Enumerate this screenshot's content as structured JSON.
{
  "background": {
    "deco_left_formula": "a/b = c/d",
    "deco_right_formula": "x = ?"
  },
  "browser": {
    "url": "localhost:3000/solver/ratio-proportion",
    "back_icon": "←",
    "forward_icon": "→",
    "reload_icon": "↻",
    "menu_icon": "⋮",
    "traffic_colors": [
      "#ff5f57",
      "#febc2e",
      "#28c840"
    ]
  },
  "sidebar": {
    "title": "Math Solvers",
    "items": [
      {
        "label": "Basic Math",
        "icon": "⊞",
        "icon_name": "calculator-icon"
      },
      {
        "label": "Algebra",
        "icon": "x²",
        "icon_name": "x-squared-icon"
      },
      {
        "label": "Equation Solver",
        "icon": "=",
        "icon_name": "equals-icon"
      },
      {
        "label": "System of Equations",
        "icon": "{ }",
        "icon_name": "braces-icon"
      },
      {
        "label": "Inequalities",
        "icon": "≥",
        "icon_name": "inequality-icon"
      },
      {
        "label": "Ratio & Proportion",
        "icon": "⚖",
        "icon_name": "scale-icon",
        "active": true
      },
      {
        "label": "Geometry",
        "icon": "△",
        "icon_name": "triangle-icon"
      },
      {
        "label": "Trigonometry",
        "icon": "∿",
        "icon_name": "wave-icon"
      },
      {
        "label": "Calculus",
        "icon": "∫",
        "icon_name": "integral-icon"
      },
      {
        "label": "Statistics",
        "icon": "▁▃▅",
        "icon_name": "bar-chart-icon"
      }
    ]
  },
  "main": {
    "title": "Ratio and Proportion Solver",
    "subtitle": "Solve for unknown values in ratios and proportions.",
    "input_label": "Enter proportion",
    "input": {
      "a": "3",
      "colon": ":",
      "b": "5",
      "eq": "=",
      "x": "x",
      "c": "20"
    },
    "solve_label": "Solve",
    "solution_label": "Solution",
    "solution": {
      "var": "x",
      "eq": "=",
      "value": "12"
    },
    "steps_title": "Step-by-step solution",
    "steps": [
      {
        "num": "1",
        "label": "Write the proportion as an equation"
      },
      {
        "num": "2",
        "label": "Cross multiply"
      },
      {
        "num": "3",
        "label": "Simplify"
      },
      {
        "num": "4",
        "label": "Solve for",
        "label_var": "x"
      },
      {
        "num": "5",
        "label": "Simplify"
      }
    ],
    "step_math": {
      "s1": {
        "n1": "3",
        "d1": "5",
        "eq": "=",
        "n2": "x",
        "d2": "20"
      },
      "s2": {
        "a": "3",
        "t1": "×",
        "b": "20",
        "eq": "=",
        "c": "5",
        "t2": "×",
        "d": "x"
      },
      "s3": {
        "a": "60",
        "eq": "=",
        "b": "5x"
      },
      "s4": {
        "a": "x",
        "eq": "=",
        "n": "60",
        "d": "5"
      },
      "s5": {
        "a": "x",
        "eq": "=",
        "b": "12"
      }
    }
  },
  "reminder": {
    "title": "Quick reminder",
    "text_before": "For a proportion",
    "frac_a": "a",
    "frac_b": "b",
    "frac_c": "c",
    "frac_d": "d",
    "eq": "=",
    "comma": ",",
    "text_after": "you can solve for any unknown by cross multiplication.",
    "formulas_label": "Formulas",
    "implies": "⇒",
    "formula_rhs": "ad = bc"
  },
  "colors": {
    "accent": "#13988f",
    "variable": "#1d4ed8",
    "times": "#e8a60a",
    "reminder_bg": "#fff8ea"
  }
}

* * * *

== STATED TASK ==
Exactly as shown, repeat every record.

== FULL OUTPUT ==
Enumerate this screenshot's content as structured JSON.
{
  "background": {
    "deco_left_formula": "a/b = c/d",
    "deco_right_formula": "x = ?"
  },
  "browser": {
    "url": "localhost:3000/solver/ratio-proportion",
    "back_icon": "←",
    "forward_icon": "→",
    "reload_icon": "↻",
    "menu_icon": "⋮",
    "traffic_colors": [
      "#ff5f57",
      "#febc2e",
      "#28c840"
    ]
  },
  "sidebar": {
    "title": "Math Solvers",
    "items": [
      {
        "label": "Basic Math",
        "icon": "⊞",
        "icon_name": "calculator-icon"
      },
      {
        "label": "Algebra",
        "icon": "x²",
        "icon_name": "x-squared-icon"
      },
      {
        "label": "Equation Solver",
        "icon": "=",
        "icon_name": "equals-icon"
      },
      {
        "label": "System of Equations",
        "icon": "{ }",
        "icon_name": "braces-icon"
      },
      {
        "label": "Inequalities",
        "icon": "≥",
        "icon_name": "inequality-icon"
      },
      {
        "label": "Ratio & Proportion",
        "icon": "⚖",
        "icon_name": "scale-icon",
        "active": true
      },
      {
        "label": "Geometry",
        "icon": "△",
        "icon_name": "triangle-icon"
      },
      {
        "label": "Trigonometry",
        "icon": "∿",
        "icon_name": "wave-icon"
      },
      {
        "label": "Calculus",
        "icon": "∫",
        "icon_name": "integral-icon"
      },
      {
        "label": "Statistics",
        "icon": "▁▃▅",
        "icon_name": "bar-chart-icon"
      }
    ]
  },
  "main": {
    "title": "Ratio and Proportion Solver",
    "subtitle": "Solve for unknown values in ratios and proportions.",
    "input_label": "Enter proportion",
    "input": {
      "a": "3",
      "colon": ":",
      "b": "5",
      "eq": "=",
      "x": "x",
      "c": "20"
    },
    "solve_label": "Solve",
    "solution_label": "Solution",
    "solution": {
      "var": "x",
      "eq": "=",
      "value": "12"
    },
    "steps_title": "Step-by-step solution",
    "steps": [
      {
        "num": "1",
        "label": "Write the proportion as an equation"
      },
      {
        "num": "2",
        "label": "Cross multiply"
      },
      {
        "num": "3",
        "label": "Simplify"
      },
      {
        "num": "4",
        "label": "Solve for",
        "label_var": "x"
      },
      {
        "num": "5",
        "label": "Simplify"
      }
    ],
    "step_math": {
      "s1": {
        "n1": "3",
        "d1": "5",
        "eq": "=",
        "n2": "x",
        "d2": "20"
      },
      "s2": {
        "a": "3",
        "t1": "×",
        "b": "20",
        "eq": "=",
        "c": "5",
        "t2": "×",
        "d": "x"
      },
      "s3": {
        "a": "60",
        "eq": "=",
        "b": "5x"
      },
      "s4": {
        "a": "x",
        "eq": "=",
        "n": "60",
        "d": "5"
      },
      "s5": {
        "a": "x",
        "eq": "=",
        "b": "12"
      }
    }
  },
  "reminder": {
    "title": "Quick reminder",
    "text_before": "For a proportion",
    "frac_a": "a",
    "frac_b": "b",
    "frac_c": "c",
    "frac_d": "d",
    "eq": "=",
    "comma": ",",
    "text_after": "you can solve for any unknown by cross multiplication.",
    "formulas_label": "Formulas",
    "implies": "⇒",
    "formula_rhs": "ad = bc"
  },
  "colors": {
    "accent": "#13988f",
    "variable": "#1d4ed8",
    "times": "#e8a60a",
    "reminder_bg": "#fff8ea"
  }
}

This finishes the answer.